#### Data supplied
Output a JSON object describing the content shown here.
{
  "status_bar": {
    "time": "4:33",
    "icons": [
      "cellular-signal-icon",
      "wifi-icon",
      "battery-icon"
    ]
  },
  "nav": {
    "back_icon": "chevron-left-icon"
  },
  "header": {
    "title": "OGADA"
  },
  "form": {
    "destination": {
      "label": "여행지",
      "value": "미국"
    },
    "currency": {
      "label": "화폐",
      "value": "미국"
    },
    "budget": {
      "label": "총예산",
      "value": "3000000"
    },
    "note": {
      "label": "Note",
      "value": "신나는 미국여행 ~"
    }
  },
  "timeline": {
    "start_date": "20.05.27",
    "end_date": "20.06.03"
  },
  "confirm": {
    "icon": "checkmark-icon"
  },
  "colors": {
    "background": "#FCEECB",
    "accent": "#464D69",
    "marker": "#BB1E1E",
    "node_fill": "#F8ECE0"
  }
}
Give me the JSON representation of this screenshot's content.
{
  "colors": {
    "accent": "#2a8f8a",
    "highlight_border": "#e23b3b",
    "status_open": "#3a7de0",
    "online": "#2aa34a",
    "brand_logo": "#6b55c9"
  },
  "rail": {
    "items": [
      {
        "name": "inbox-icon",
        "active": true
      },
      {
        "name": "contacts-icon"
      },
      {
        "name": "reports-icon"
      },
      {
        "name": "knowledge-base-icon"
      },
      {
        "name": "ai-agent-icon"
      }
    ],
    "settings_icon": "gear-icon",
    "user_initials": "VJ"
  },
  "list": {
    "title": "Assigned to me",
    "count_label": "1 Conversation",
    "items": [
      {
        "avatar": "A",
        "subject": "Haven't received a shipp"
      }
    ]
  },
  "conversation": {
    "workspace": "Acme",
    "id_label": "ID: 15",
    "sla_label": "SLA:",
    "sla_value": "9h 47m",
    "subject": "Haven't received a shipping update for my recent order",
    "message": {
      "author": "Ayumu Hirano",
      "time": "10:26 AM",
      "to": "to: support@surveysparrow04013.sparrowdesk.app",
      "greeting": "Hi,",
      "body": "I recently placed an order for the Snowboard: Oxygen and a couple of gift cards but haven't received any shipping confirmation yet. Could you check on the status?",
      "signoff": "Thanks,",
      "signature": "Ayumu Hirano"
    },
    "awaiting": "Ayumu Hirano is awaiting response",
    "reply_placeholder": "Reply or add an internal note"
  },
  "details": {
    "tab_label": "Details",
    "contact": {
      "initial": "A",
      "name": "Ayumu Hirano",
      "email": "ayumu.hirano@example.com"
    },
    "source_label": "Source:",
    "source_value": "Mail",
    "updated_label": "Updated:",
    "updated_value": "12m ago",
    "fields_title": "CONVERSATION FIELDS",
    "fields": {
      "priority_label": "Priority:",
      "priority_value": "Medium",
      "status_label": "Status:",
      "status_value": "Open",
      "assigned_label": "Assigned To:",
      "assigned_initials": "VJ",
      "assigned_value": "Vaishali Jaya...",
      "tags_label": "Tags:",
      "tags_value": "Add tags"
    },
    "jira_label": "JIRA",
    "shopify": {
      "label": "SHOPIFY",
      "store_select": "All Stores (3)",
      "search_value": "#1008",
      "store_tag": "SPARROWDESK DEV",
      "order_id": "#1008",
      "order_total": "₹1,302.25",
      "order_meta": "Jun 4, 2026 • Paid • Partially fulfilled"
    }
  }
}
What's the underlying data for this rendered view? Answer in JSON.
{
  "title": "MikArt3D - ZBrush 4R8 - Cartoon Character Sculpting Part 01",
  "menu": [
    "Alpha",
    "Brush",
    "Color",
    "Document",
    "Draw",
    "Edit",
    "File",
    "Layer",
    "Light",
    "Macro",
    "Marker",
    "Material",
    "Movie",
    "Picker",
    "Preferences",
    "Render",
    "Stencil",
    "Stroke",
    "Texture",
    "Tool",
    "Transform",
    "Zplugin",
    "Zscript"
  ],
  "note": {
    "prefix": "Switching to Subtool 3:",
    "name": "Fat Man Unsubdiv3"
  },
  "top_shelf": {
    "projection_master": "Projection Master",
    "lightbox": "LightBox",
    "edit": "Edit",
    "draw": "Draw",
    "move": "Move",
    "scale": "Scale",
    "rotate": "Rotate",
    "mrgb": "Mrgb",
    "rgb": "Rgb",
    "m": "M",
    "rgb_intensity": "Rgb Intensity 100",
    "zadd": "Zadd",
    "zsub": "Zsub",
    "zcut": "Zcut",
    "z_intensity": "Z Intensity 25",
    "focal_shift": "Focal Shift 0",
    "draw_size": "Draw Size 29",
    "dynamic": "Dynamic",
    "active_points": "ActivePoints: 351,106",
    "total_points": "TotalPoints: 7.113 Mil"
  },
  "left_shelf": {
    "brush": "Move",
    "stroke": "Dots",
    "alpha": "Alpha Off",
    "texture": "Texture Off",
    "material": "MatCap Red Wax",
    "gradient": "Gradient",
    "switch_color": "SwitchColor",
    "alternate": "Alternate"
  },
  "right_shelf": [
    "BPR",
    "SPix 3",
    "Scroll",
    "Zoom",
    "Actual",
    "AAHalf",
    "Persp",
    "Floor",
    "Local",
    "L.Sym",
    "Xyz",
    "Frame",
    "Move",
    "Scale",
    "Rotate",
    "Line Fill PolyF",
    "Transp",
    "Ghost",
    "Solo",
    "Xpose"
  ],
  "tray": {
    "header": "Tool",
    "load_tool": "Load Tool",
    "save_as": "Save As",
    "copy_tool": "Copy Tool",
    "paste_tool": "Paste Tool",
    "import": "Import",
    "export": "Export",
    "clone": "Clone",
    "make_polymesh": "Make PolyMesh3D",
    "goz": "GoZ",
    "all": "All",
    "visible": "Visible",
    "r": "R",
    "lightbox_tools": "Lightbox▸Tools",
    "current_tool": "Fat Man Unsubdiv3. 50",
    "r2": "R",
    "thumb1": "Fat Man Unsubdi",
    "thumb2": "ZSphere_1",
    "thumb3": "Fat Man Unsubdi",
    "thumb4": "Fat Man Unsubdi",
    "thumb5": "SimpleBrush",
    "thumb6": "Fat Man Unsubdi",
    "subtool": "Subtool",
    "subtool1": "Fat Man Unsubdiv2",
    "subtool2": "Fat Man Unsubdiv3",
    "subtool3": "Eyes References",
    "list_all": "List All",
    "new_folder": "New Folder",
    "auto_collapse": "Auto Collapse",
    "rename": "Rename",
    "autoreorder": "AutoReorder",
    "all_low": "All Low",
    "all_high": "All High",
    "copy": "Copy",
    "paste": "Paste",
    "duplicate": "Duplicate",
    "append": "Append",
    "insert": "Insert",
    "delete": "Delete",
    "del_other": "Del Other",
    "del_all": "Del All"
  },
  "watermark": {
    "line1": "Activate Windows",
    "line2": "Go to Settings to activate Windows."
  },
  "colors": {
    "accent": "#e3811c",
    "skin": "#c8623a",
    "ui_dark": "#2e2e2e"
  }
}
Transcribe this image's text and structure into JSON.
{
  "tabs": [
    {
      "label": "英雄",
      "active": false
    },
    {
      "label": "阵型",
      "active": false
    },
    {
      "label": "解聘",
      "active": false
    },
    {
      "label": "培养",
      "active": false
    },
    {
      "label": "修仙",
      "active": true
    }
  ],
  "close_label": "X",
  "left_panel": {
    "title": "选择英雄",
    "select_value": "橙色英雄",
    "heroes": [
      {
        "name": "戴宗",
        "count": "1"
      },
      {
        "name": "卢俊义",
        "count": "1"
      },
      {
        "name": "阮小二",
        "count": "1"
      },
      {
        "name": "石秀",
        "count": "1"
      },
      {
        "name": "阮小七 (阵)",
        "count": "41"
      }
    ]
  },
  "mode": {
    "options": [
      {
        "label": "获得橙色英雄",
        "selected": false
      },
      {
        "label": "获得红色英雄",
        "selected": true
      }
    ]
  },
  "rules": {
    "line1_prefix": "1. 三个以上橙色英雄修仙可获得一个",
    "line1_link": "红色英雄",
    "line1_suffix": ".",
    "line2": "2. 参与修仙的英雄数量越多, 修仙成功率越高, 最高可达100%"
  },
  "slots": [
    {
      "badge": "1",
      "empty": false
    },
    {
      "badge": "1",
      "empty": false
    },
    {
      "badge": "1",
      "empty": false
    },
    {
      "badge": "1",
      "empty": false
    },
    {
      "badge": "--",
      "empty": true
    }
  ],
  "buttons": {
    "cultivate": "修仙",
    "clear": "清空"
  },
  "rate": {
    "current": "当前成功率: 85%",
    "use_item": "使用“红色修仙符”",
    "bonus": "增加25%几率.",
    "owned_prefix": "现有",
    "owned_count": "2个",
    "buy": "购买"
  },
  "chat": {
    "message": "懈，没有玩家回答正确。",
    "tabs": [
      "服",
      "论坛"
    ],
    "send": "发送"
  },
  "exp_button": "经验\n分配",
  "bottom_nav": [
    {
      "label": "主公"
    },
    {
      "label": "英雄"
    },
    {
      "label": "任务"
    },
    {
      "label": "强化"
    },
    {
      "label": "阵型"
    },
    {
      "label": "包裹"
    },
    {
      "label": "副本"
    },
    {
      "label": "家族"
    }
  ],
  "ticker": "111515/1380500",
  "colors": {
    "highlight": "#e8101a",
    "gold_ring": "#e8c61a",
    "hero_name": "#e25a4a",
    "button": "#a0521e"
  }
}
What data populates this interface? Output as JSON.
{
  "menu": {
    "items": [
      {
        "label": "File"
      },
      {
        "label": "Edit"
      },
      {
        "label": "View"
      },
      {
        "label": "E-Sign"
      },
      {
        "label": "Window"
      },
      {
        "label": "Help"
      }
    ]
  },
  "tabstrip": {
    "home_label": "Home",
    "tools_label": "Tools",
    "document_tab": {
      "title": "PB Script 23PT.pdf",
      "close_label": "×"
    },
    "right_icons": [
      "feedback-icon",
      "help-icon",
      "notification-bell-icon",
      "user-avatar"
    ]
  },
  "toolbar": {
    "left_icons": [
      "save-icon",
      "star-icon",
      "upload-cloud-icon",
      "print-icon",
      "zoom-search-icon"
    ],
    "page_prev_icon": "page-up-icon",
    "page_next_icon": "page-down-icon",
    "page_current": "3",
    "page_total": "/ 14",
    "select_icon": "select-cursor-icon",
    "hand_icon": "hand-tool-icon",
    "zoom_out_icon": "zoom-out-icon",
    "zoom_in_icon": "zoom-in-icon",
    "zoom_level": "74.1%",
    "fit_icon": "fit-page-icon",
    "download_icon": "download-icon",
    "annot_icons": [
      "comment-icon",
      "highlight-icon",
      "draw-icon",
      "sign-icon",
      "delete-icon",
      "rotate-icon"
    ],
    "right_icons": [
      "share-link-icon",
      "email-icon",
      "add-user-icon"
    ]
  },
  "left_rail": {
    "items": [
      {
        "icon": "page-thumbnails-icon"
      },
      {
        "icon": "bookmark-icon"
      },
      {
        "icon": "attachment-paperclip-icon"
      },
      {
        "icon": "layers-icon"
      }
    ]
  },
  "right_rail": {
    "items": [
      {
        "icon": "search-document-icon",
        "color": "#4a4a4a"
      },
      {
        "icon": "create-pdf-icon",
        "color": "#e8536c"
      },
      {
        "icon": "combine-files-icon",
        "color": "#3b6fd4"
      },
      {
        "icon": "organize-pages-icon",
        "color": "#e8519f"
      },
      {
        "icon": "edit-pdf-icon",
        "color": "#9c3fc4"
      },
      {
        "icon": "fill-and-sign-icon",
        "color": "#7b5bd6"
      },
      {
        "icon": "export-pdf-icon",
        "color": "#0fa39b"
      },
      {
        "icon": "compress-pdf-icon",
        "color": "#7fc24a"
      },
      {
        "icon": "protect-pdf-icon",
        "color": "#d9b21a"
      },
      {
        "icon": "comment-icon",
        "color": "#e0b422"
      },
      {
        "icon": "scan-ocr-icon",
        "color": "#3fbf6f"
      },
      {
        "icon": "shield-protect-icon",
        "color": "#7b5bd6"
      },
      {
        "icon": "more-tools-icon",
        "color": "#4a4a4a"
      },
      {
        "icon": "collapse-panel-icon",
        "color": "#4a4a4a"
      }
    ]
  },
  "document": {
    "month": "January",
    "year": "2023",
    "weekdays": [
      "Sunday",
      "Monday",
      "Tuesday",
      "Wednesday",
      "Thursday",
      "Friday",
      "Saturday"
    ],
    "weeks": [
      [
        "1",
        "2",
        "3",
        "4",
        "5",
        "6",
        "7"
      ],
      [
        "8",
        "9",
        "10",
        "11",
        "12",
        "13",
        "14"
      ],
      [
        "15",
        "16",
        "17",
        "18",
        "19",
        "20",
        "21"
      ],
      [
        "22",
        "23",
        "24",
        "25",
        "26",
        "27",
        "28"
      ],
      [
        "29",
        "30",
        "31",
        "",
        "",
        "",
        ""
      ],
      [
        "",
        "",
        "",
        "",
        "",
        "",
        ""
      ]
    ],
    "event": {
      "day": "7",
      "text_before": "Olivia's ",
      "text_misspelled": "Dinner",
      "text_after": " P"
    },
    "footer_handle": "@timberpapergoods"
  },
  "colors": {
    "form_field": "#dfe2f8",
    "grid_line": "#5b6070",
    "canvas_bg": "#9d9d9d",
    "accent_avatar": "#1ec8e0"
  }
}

#### Stated problem
Look over the listing. Pull out every line with the string "JSON" in it.

#### Answer to this problem
Output a JSON object describing the content shown here.
Give me the JSON representation of this screenshot's content.
What's the underlying data for this rendered view? Answer in JSON.
Transcribe this image's text and structure into JSON.
What data populates this interface? Output as JSON.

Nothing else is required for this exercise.